▶ [DIRECTIONS]:
Where a line holds the word "value", copy that line.

▶ [RECORDS PROVIDED]:

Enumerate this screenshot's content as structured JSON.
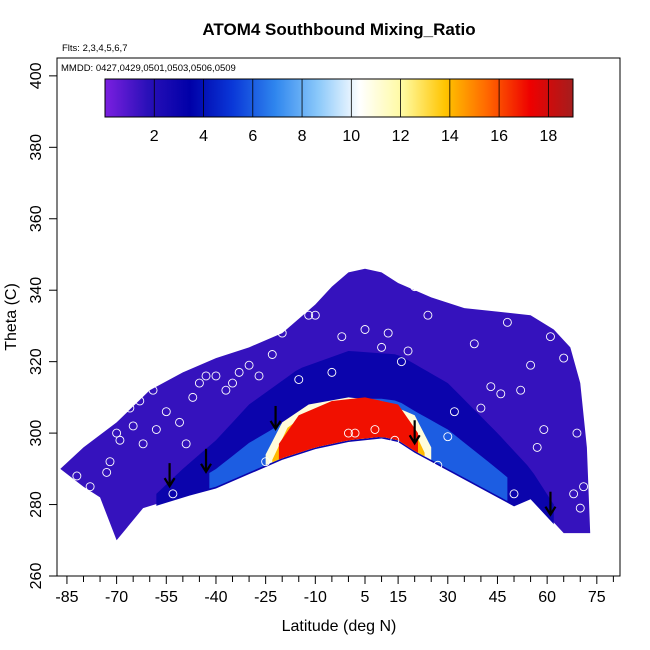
{
  "chart_data": {
    "type": "heatmap",
    "title": "ATOM4 Southbound Mixing_Ratio",
    "flights_note": "Flts: 2,3,4,5,6,7",
    "dates_note": "MMDD: 0427,0429,0501,0503,0506,0509",
    "xlabel": "Latitude (deg N)",
    "ylabel": "Theta (C)",
    "xlim": [
      -88,
      82
    ],
    "ylim": [
      260,
      405
    ],
    "x_ticks": [
      -85,
      -70,
      -55,
      -40,
      -25,
      -10,
      5,
      15,
      30,
      45,
      60,
      75
    ],
    "x_minor_ticks": [
      -80,
      -75,
      -65,
      -60,
      -50,
      -45,
      -35,
      -30,
      -20,
      -15,
      -5,
      0,
      10,
      20,
      25,
      35,
      40,
      50,
      55,
      65,
      70,
      80
    ],
    "y_ticks": [
      260,
      280,
      300,
      320,
      340,
      360,
      380,
      400
    ],
    "colorbar": {
      "range": [
        0,
        19
      ],
      "ticks": [
        2,
        4,
        6,
        8,
        10,
        12,
        14,
        16,
        18
      ],
      "colors": [
        "#7b1fe0",
        "#2a10b8",
        "#0000a8",
        "#0a38d8",
        "#2f86ee",
        "#8ac8fa",
        "#ffffff",
        "#fffaa0",
        "#ffc400",
        "#ff6600",
        "#ee0000",
        "#a51d1d"
      ]
    },
    "domain_outline": {
      "upper": [
        [
          -87,
          290
        ],
        [
          -80,
          296
        ],
        [
          -70,
          303
        ],
        [
          -60,
          312
        ],
        [
          -50,
          317
        ],
        [
          -40,
          321
        ],
        [
          -30,
          324
        ],
        [
          -20,
          328
        ],
        [
          -10,
          336
        ],
        [
          -5,
          341
        ],
        [
          0,
          345
        ],
        [
          5,
          346
        ],
        [
          10,
          345
        ],
        [
          15,
          342
        ],
        [
          25,
          338
        ],
        [
          35,
          335
        ],
        [
          45,
          334
        ],
        [
          55,
          333
        ],
        [
          62,
          329
        ],
        [
          67,
          324
        ],
        [
          70,
          314
        ],
        [
          72,
          296
        ],
        [
          73,
          272
        ]
      ],
      "lower": [
        [
          -87,
          290
        ],
        [
          -80,
          285
        ],
        [
          -75,
          282
        ],
        [
          -70,
          270
        ],
        [
          -62,
          279
        ],
        [
          -55,
          281
        ],
        [
          -48,
          283
        ],
        [
          -40,
          285
        ],
        [
          -30,
          289
        ],
        [
          -20,
          293
        ],
        [
          -10,
          296
        ],
        [
          0,
          298
        ],
        [
          10,
          299
        ],
        [
          15,
          298
        ],
        [
          20,
          295
        ],
        [
          30,
          290
        ],
        [
          40,
          285
        ],
        [
          50,
          280
        ],
        [
          55,
          282
        ],
        [
          65,
          272
        ],
        [
          73,
          272
        ]
      ]
    },
    "isolines": {
      "wet_core": [
        [
          -25,
          294
        ],
        [
          -20,
          303
        ],
        [
          -12,
          308
        ],
        [
          0,
          310
        ],
        [
          10,
          309
        ],
        [
          20,
          305
        ],
        [
          25,
          296
        ]
      ],
      "red_core": [
        [
          -21,
          297
        ],
        [
          -15,
          305
        ],
        [
          -5,
          309
        ],
        [
          5,
          310
        ],
        [
          15,
          308
        ],
        [
          21,
          300
        ]
      ],
      "blue_band": [
        [
          -58,
          283
        ],
        [
          -50,
          290
        ],
        [
          -40,
          298
        ],
        [
          -30,
          308
        ],
        [
          -15,
          318
        ],
        [
          0,
          323
        ],
        [
          15,
          322
        ],
        [
          30,
          314
        ],
        [
          45,
          300
        ],
        [
          55,
          290
        ],
        [
          62,
          280
        ]
      ]
    },
    "arrows": [
      {
        "lat": -54,
        "theta": 286
      },
      {
        "lat": -43,
        "theta": 290
      },
      {
        "lat": -22,
        "theta": 302
      },
      {
        "lat": 20,
        "theta": 298
      },
      {
        "lat": 61,
        "theta": 278
      }
    ],
    "observations": [
      [
        -82,
        288
      ],
      [
        -78,
        285
      ],
      [
        -73,
        289
      ],
      [
        -72,
        292
      ],
      [
        -70,
        300
      ],
      [
        -69,
        298
      ],
      [
        -66,
        307
      ],
      [
        -65,
        302
      ],
      [
        -63,
        309
      ],
      [
        -62,
        297
      ],
      [
        -61,
        314
      ],
      [
        -59,
        312
      ],
      [
        -58,
        301
      ],
      [
        -55,
        306
      ],
      [
        -53,
        283
      ],
      [
        -51,
        303
      ],
      [
        -49,
        297
      ],
      [
        -47,
        310
      ],
      [
        -45,
        314
      ],
      [
        -43,
        316
      ],
      [
        -40,
        316
      ],
      [
        -37,
        312
      ],
      [
        -35,
        314
      ],
      [
        -33,
        317
      ],
      [
        -30,
        319
      ],
      [
        -27,
        316
      ],
      [
        -25,
        292
      ],
      [
        -23,
        322
      ],
      [
        -20,
        328
      ],
      [
        -15,
        315
      ],
      [
        -12,
        333
      ],
      [
        -10,
        333
      ],
      [
        -5,
        317
      ],
      [
        -2,
        327
      ],
      [
        0,
        300
      ],
      [
        2,
        300
      ],
      [
        5,
        329
      ],
      [
        8,
        301
      ],
      [
        10,
        324
      ],
      [
        12,
        328
      ],
      [
        14,
        298
      ],
      [
        16,
        320
      ],
      [
        18,
        323
      ],
      [
        20,
        341
      ],
      [
        22,
        344
      ],
      [
        24,
        333
      ],
      [
        27,
        291
      ],
      [
        30,
        299
      ],
      [
        32,
        306
      ],
      [
        35,
        284
      ],
      [
        38,
        325
      ],
      [
        40,
        307
      ],
      [
        43,
        313
      ],
      [
        46,
        311
      ],
      [
        48,
        331
      ],
      [
        50,
        283
      ],
      [
        52,
        312
      ],
      [
        55,
        319
      ],
      [
        57,
        296
      ],
      [
        59,
        301
      ],
      [
        61,
        327
      ],
      [
        65,
        321
      ],
      [
        68,
        283
      ],
      [
        69,
        300
      ],
      [
        70,
        279
      ],
      [
        71,
        285
      ]
    ],
    "field_zones": [
      {
        "name": "dry-upper",
        "value": 1
      },
      {
        "name": "blue-lower",
        "value": 3
      },
      {
        "name": "cyan-band",
        "value": 6
      },
      {
        "name": "wet-core",
        "value": 11
      },
      {
        "name": "orange-core",
        "value": 14
      },
      {
        "name": "red-core",
        "value": 17
      }
    ]
  },
  "colors": {
    "outline": "#000000",
    "arrow": "#000000",
    "observation": "#ffffff"
  }
}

▶ [PROBLEM SOLUTION]:
        "value": 1
        "value": 3
        "value": 6
        "value": 11
        "value": 14
        "value": 17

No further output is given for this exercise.